WHAT YOU SHOULD DO => Copy the records below exactly as they appear.

INPUT FOR THIS TASK =>
━━━━
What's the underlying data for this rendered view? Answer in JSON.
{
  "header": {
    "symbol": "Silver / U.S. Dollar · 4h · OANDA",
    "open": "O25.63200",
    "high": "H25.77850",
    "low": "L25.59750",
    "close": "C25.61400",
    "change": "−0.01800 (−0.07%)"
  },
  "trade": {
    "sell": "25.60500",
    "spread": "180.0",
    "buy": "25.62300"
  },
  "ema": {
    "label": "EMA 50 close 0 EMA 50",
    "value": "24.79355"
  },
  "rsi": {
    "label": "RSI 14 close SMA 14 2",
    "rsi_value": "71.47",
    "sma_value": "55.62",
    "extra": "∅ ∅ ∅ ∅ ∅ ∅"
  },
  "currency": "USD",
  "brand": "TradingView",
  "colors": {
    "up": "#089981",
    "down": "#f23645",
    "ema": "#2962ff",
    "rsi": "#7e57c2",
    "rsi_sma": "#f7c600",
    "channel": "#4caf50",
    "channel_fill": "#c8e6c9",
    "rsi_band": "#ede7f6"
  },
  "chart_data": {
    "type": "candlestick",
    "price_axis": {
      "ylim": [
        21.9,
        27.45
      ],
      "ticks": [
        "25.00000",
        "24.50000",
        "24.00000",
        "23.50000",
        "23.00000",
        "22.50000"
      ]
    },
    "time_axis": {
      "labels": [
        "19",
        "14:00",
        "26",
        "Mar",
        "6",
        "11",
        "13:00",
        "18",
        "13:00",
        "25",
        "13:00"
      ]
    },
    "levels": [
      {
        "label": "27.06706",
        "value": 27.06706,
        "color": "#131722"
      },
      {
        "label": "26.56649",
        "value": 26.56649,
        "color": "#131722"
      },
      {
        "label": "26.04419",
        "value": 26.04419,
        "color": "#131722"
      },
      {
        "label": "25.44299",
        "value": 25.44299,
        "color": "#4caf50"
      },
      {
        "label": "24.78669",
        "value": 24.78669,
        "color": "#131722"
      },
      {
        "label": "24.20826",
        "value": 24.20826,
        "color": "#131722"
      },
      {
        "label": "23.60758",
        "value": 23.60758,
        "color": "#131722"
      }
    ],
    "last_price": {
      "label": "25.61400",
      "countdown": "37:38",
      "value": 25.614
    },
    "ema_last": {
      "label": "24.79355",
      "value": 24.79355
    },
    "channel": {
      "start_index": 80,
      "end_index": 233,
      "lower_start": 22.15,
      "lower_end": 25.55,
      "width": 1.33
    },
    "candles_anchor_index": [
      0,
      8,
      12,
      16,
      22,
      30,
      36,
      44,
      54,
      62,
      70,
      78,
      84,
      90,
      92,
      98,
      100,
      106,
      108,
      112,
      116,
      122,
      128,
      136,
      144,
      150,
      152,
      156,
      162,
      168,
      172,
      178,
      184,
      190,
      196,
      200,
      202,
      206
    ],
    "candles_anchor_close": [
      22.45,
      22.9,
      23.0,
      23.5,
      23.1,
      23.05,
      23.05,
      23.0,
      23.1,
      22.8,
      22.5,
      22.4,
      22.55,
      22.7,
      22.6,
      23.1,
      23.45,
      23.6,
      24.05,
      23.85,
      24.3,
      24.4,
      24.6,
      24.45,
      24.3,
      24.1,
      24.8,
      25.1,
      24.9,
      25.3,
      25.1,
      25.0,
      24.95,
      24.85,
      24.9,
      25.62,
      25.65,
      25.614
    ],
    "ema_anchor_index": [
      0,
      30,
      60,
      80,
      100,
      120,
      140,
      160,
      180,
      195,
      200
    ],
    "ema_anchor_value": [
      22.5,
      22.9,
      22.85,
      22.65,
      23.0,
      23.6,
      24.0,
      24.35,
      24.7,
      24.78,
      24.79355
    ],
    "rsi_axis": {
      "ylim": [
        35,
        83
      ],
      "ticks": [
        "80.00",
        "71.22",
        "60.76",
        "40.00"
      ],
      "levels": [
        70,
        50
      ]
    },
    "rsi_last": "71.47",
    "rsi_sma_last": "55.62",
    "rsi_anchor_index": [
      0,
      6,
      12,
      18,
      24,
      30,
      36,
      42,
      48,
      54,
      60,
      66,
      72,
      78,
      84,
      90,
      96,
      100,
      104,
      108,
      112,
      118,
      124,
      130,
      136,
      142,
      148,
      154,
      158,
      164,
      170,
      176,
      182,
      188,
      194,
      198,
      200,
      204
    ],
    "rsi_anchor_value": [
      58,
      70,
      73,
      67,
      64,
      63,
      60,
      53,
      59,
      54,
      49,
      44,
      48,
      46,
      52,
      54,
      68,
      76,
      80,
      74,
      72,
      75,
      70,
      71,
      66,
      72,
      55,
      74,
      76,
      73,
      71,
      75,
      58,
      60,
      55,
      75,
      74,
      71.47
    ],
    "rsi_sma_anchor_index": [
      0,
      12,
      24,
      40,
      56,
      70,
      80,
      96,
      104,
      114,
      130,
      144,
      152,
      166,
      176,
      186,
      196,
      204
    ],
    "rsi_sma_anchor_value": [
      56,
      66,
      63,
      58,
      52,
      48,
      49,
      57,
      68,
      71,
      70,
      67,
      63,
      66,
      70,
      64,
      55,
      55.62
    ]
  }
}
━━━━
RESULT =>
What's the underlying data for this rendered view? Answer in JSON.
{
  "header": {
    "symbol": "Silver / U.S. Dollar · 4h · OANDA",
    "open": "O25.63200",
    "high": "H25.77850",
    "low": "L25.59750",
    "close": "C25.61400",
    "change": "−0.01800 (−0.07%)"
  },
  "trade": {
    "sell": "25.60500",
    "spread": "180.0",
    "buy": "25.62300"
  },
  "ema": {
    "label": "EMA 50 close 0 EMA 50",
    "value": "24.79355"
  },
  "rsi": {
    "label": "RSI 14 close SMA 14 2",
    "rsi_value": "71.47",
    "sma_value": "55.62",
    "extra": "∅ ∅ ∅ ∅ ∅ ∅"
  },
  "currency": "USD",
  "brand": "TradingView",
  "colors": {
    "up": "#089981",
    "down": "#f23645",
    "ema": "#2962ff",
    "rsi": "#7e57c2",
    "rsi_sma": "#f7c600",
    "channel": "#4caf50",
    "channel_fill": "#c8e6c9",
    "rsi_band": "#ede7f6"
  },
  "chart_data": {
    "type": "candlestick",
    "price_axis": {
      "ylim": [
        21.9,
        27.45
      ],
      "ticks": [
        "25.00000",
        "24.50000",
        "24.00000",
        "23.50000",
        "23.00000",
        "22.50000"
      ]
    },
    "time_axis": {
      "labels": [
        "19",
        "14:00",
        "26",
        "Mar",
        "6",
        "11",
        "13:00",
        "18",
        "13:00",
        "25",
        "13:00"
      ]
    },
    "levels": [
      {
        "label": "27.06706",
        "value": 27.06706,
        "color": "#131722"
      },
      {
        "label": "26.56649",
        "value": 26.56649,
        "color": "#131722"
      },
      {
        "label": "26.04419",
        "value": 26.04419,
        "color": "#131722"
      },
      {
        "label": "25.44299",
        "value": 25.44299,
        "color": "#4caf50"
      },
      {
        "label": "24.78669",
        "value": 24.78669,
        "color": "#131722"
      },
      {
        "label": "24.20826",
        "value": 24.20826,
        "color": "#131722"
      },
      {
        "label": "23.60758",
        "value": 23.60758,
        "color": "#131722"
      }
    ],
    "last_price": {
      "label": "25.61400",
      "countdown": "37:38",
      "value": 25.614
    },
    "ema_last": {
      "label": "24.79355",
      "value": 24.79355
    },
    "channel": {
      "start_index": 80,
      "end_index": 233,
      "lower_start": 22.15,
      "lower_end": 25.55,
      "width": 1.33
    },
    "candles_anchor_index": [
      0,
      8,
      12,
      16,
      22,
      30,
      36,
      44,
      54,
      62,
      70,
      78,
      84,
      90,
      92,
      98,
      100,
      106,
      108,
      112,
      116,
      122,
      128,
      136,
      144,
      150,
      152,
      156,
      162,
      168,
      172,
      178,
      184,
      190,
      196,
      200,
      202,
      206
    ],
    "candles_anchor_close": [
      22.45,
      22.9,
      23.0,
      23.5,
      23.1,
      23.05,
      23.05,
      23.0,
      23.1,
      22.8,
      22.5,
      22.4,
      22.55,
      22.7,
      22.6,
      23.1,
      23.45,
      23.6,
      24.05,
      23.85,
      24.3,
      24.4,
      24.6,
      24.45,
      24.3,
      24.1,
      24.8,
      25.1,
      24.9,
      25.3,
      25.1,
      25.0,
      24.95,
      24.85,
      24.9,
      25.62,
      25.65,
      25.614
    ],
    "ema_anchor_index": [
      0,
      30,
      60,
      80,
      100,
      120,
      140,
      160,
      180,
      195,
      200
    ],
    "ema_anchor_value": [
      22.5,
      22.9,
      22.85,
      22.65,
      23.0,
      23.6,
      24.0,
      24.35,
      24.7,
      24.78,
      24.79355
    ],
    "rsi_axis": {
      "ylim": [
        35,
        83
      ],
      "ticks": [
        "80.00",
        "71.22",
        "60.76",
        "40.00"
      ],
      "levels": [
        70,
        50
      ]
    },
    "rsi_last": "71.47",
    "rsi_sma_last": "55.62",
    "rsi_anchor_index": [
      0,
      6,
      12,
      18,
      24,
      30,
      36,
      42,
      48,
      54,
      60,
      66,
      72,
      78,
      84,
      90,
      96,
      100,
      104,
      108,
      112,
      118,
      124,
      130,
      136,
      142,
      148,
      154,
      158,
      164,
      170,
      176,
      182,
      188,
      194,
      198,
      200,
      204
    ],
    "rsi_anchor_value": [
      58,
      70,
      73,
      67,
      64,
      63,
      60,
      53,
      59,
      54,
      49,
      44,
      48,
      46,
      52,
      54,
      68,
      76,
      80,
      74,
      72,
      75,
      70,
      71,
      66,
      72,
      55,
      74,
      76,
      73,
      71,
      75,
      58,
      60,
      55,
      75,
      74,
      71.47
    ],
    "rsi_sma_anchor_index": [
      0,
      12,
      24,
      40,
      56,
      70,
      80,
      96,
      104,
      114,
      130,
      144,
      152,
      166,
      176,
      186,
      196,
      204
    ],
    "rsi_sma_anchor_value": [
      56,
      66,
      63,
      58,
      52,
      48,
      49,
      57,
      68,
      71,
      70,
      67,
      63,
      66,
      70,
      64,
      55,
      55.62
    ]
  }
}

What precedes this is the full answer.